>>>

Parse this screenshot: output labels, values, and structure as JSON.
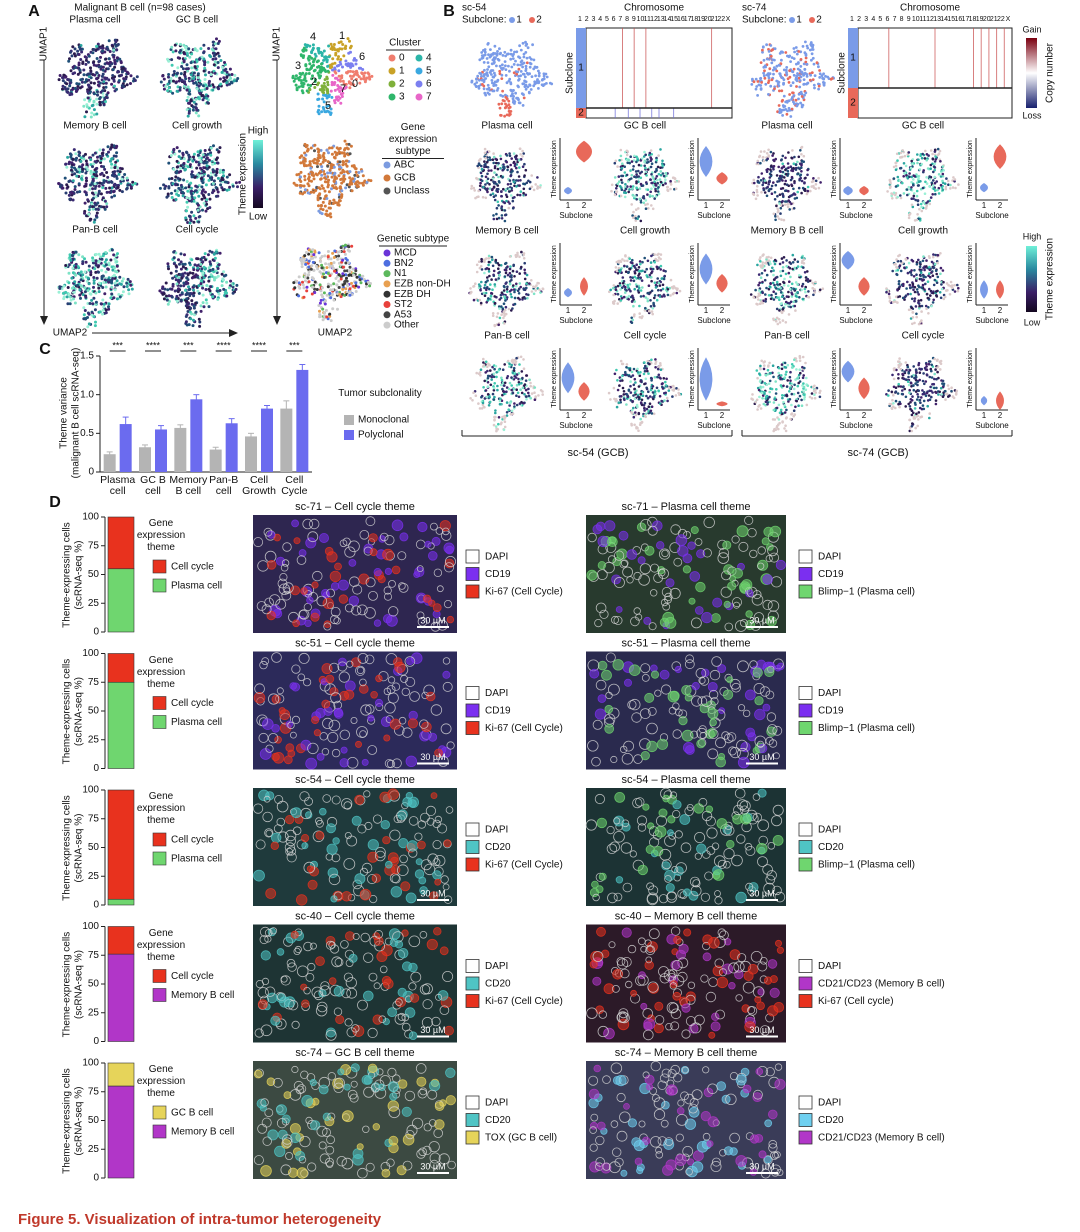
{
  "caption": "Figure 5. Visualization of intra-tumor heterogeneity",
  "panel_a": {
    "label": "A",
    "title": "Malignant B cell (n=98 cases)",
    "themes": [
      "Plasma cell",
      "GC B cell",
      "Memory B cell",
      "Cell growth",
      "Pan-B cell",
      "Cell cycle"
    ],
    "colorbar": {
      "high": "High",
      "title": "Theme expression",
      "low": "Low"
    },
    "x_axis": "UMAP2",
    "y_axis": "UMAP1",
    "cluster_labels": [
      "4",
      "1",
      "6",
      "3",
      "2",
      "0",
      "5",
      "7"
    ],
    "cluster_legend": {
      "title": "Cluster",
      "items": [
        {
          "label": "0",
          "color": "#f07d6e"
        },
        {
          "label": "1",
          "color": "#c9a227"
        },
        {
          "label": "2",
          "color": "#7fb03a"
        },
        {
          "label": "3",
          "color": "#2fb66b"
        },
        {
          "label": "4",
          "color": "#2bb5a8"
        },
        {
          "label": "5",
          "color": "#3aa8e0"
        },
        {
          "label": "6",
          "color": "#7b7ff0"
        },
        {
          "label": "7",
          "color": "#e866c8"
        }
      ]
    },
    "expression_legend": {
      "title": "Gene expression subtype",
      "items": [
        {
          "label": "ABC",
          "color": "#7b9be0"
        },
        {
          "label": "GCB",
          "color": "#d2793a"
        },
        {
          "label": "Unclass",
          "color": "#555555"
        }
      ]
    },
    "genetic_legend": {
      "title": "Genetic subtype",
      "items": [
        {
          "label": "MCD",
          "color": "#6a34d8"
        },
        {
          "label": "BN2",
          "color": "#4d6ee0"
        },
        {
          "label": "N1",
          "color": "#5cb85c"
        },
        {
          "label": "EZB non-DH",
          "color": "#e8a050"
        },
        {
          "label": "EZB DH",
          "color": "#333333"
        },
        {
          "label": "ST2",
          "color": "#e8413c"
        },
        {
          "label": "A53",
          "color": "#444444"
        },
        {
          "label": "Other",
          "color": "#cccccc"
        }
      ]
    }
  },
  "panel_b": {
    "label": "B",
    "chromosome_title": "Chromosome",
    "chromosomes": [
      "1",
      "2",
      "3",
      "4",
      "5",
      "6",
      "7",
      "8",
      "9",
      "10",
      "11",
      "12",
      "13",
      "14",
      "15",
      "16",
      "17",
      "18",
      "19",
      "20",
      "21",
      "22",
      "X"
    ],
    "heatmap_ylabel": "Subclone",
    "subclone_label": "Subclone:",
    "subclones": [
      {
        "label": "1",
        "color": "#7a9be8"
      },
      {
        "label": "2",
        "color": "#e8695a"
      }
    ],
    "copy_number": {
      "gain": "Gain",
      "title": "Copy number",
      "loss": "Loss"
    },
    "colorbar": {
      "high": "High",
      "title": "Theme expression",
      "low": "Low"
    },
    "violin_ylabel": "Theme expression",
    "violin_xlabel": "Subclone",
    "violin_ticks": [
      "1",
      "2"
    ],
    "samples": [
      {
        "name": "sc-54",
        "footer": "sc-54 (GCB)",
        "themes": [
          "Plasma cell",
          "GC B cell",
          "Memory B cell",
          "Cell growth",
          "Pan-B cell",
          "Cell cycle"
        ]
      },
      {
        "name": "sc-74",
        "footer": "sc-74 (GCB)",
        "themes": [
          "Plasma cell",
          "GC B cell",
          "Memory B B cell",
          "Cell growth",
          "Pan-B cell",
          "Cell cycle"
        ]
      }
    ]
  },
  "chart_data": [
    {
      "type": "bar",
      "panel_label": "C",
      "ylabel": "Theme variance",
      "ylabel2": "(malignant B cell scRNA-seq)",
      "categories": [
        "Plasma cell",
        "GC B cell",
        "Memory B cell",
        "Pan-B cell",
        "Cell Growth",
        "Cell Cycle"
      ],
      "annotations": [
        "***",
        "****",
        "***",
        "****",
        "****",
        "***"
      ],
      "ylim": [
        0,
        1.5
      ],
      "yticks": [
        0,
        0.5,
        {
          "value": 1,
          "label": "1.0"
        },
        1.5
      ],
      "legend_title": "Tumor subclonality",
      "series": [
        {
          "name": "Monoclonal",
          "color": "#b4b4b4",
          "values": [
            0.23,
            0.32,
            0.57,
            0.29,
            0.46,
            0.82
          ],
          "errors": [
            0.03,
            0.03,
            0.04,
            0.03,
            0.04,
            0.1
          ]
        },
        {
          "name": "Polyclonal",
          "color": "#6b6bef",
          "values": [
            0.62,
            0.55,
            0.94,
            0.63,
            0.82,
            1.32
          ],
          "errors": [
            0.09,
            0.05,
            0.06,
            0.06,
            0.04,
            0.07
          ]
        }
      ]
    },
    {
      "type": "bar",
      "stacked": true,
      "panel_label": "D",
      "ylim": [
        0,
        100
      ],
      "yticks": [
        0,
        25,
        50,
        75,
        100
      ],
      "ylabel": "Theme-expressing cells",
      "ylabel2": "(scRNA-seq %)",
      "legend_title": "Gene expression theme",
      "series": [
        {
          "name": "Plasma cell",
          "color": "#6fd66f",
          "values": [
            55
          ]
        },
        {
          "name": "Cell cycle",
          "color": "#e8321e",
          "values": [
            45
          ]
        }
      ]
    },
    {
      "type": "bar",
      "stacked": true,
      "ylim": [
        0,
        100
      ],
      "yticks": [
        0,
        25,
        50,
        75,
        100
      ],
      "ylabel": "Theme-expressing cells",
      "ylabel2": "(scRNA-seq %)",
      "legend_title": "Gene expression theme",
      "series": [
        {
          "name": "Plasma cell",
          "color": "#6fd66f",
          "values": [
            75
          ]
        },
        {
          "name": "Cell cycle",
          "color": "#e8321e",
          "values": [
            25
          ]
        }
      ]
    },
    {
      "type": "bar",
      "stacked": true,
      "ylim": [
        0,
        100
      ],
      "yticks": [
        0,
        25,
        50,
        75,
        100
      ],
      "ylabel": "Theme-expressing cells",
      "ylabel2": "(scRNA-seq %)",
      "legend_title": "Gene expression theme",
      "series": [
        {
          "name": "Plasma cell",
          "color": "#6fd66f",
          "values": [
            5
          ]
        },
        {
          "name": "Cell cycle",
          "color": "#e8321e",
          "values": [
            95
          ]
        }
      ]
    },
    {
      "type": "bar",
      "stacked": true,
      "ylim": [
        0,
        100
      ],
      "yticks": [
        0,
        25,
        50,
        75,
        100
      ],
      "ylabel": "Theme-expressing cells",
      "ylabel2": "(scRNA-seq %)",
      "legend_title": "Gene expression theme",
      "series": [
        {
          "name": "Memory B cell",
          "color": "#b136c8",
          "values": [
            76
          ]
        },
        {
          "name": "Cell cycle",
          "color": "#e8321e",
          "values": [
            24
          ]
        }
      ]
    },
    {
      "type": "bar",
      "stacked": true,
      "ylim": [
        0,
        100
      ],
      "yticks": [
        0,
        25,
        50,
        75,
        100
      ],
      "ylabel": "Theme-expressing cells",
      "ylabel2": "(scRNA-seq %)",
      "legend_title": "Gene expression theme",
      "series": [
        {
          "name": "Memory B cell",
          "color": "#b136c8",
          "values": [
            80
          ]
        },
        {
          "name": "GC B cell",
          "color": "#e6d45a",
          "values": [
            20
          ]
        }
      ]
    }
  ],
  "panel_d": {
    "scale_bar": "30 µM",
    "rows": [
      {
        "images": [
          {
            "title": "sc-71 – Cell cycle theme",
            "legend": [
              {
                "label": "DAPI",
                "color": "#ffffff"
              },
              {
                "label": "CD19",
                "color": "#7b2ff0"
              },
              {
                "label": "Ki-67 (Cell Cycle)",
                "color": "#e8321e"
              }
            ]
          },
          {
            "title": "sc-71 – Plasma cell theme",
            "legend": [
              {
                "label": "DAPI",
                "color": "#ffffff"
              },
              {
                "label": "CD19",
                "color": "#7b2ff0"
              },
              {
                "label": "Blimp−1 (Plasma cell)",
                "color": "#6fd66f"
              }
            ]
          }
        ]
      },
      {
        "images": [
          {
            "title": "sc-51 – Cell cycle theme",
            "legend": [
              {
                "label": "DAPI",
                "color": "#ffffff"
              },
              {
                "label": "CD19",
                "color": "#7b2ff0"
              },
              {
                "label": "Ki-67 (Cell Cycle)",
                "color": "#e8321e"
              }
            ]
          },
          {
            "title": "sc-51 – Plasma cell theme",
            "legend": [
              {
                "label": "DAPI",
                "color": "#ffffff"
              },
              {
                "label": "CD19",
                "color": "#7b2ff0"
              },
              {
                "label": "Blimp−1 (Plasma cell)",
                "color": "#6fd66f"
              }
            ]
          }
        ]
      },
      {
        "images": [
          {
            "title": "sc-54 – Cell cycle theme",
            "legend": [
              {
                "label": "DAPI",
                "color": "#ffffff"
              },
              {
                "label": "CD20",
                "color": "#4fc4c4"
              },
              {
                "label": "Ki-67 (Cell Cycle)",
                "color": "#e8321e"
              }
            ]
          },
          {
            "title": "sc-54 – Plasma cell theme",
            "legend": [
              {
                "label": "DAPI",
                "color": "#ffffff"
              },
              {
                "label": "CD20",
                "color": "#4fc4c4"
              },
              {
                "label": "Blimp−1 (Plasma cell)",
                "color": "#6fd66f"
              }
            ]
          }
        ]
      },
      {
        "images": [
          {
            "title": "sc-40 – Cell cycle theme",
            "legend": [
              {
                "label": "DAPI",
                "color": "#ffffff"
              },
              {
                "label": "CD20",
                "color": "#4fc4c4"
              },
              {
                "label": "Ki-67 (Cell Cycle)",
                "color": "#e8321e"
              }
            ]
          },
          {
            "title": "sc-40 – Memory B cell theme",
            "legend": [
              {
                "label": "DAPI",
                "color": "#ffffff"
              },
              {
                "label": "CD21/CD23 (Memory B cell)",
                "color": "#b136c8"
              },
              {
                "label": "Ki-67 (Cell cycle)",
                "color": "#e8321e"
              }
            ]
          }
        ]
      },
      {
        "images": [
          {
            "title": "sc-74 – GC B cell theme",
            "legend": [
              {
                "label": "DAPI",
                "color": "#ffffff"
              },
              {
                "label": "CD20",
                "color": "#4fc4c4"
              },
              {
                "label": "TOX (GC B cell)",
                "color": "#e6d45a"
              }
            ]
          },
          {
            "title": "sc-74 – Memory B cell theme",
            "legend": [
              {
                "label": "DAPI",
                "color": "#ffffff"
              },
              {
                "label": "CD20",
                "color": "#6fd0f0"
              },
              {
                "label": "CD21/CD23 (Memory B cell)",
                "color": "#b136c8"
              }
            ]
          }
        ]
      }
    ]
  }
}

<<<

* **Task statement**: Find the string "subtype" in the data. Report each line it appears in.

* **Answer for the task**:
      "title": "Gene expression subtype",
      "title": "Genetic subtype",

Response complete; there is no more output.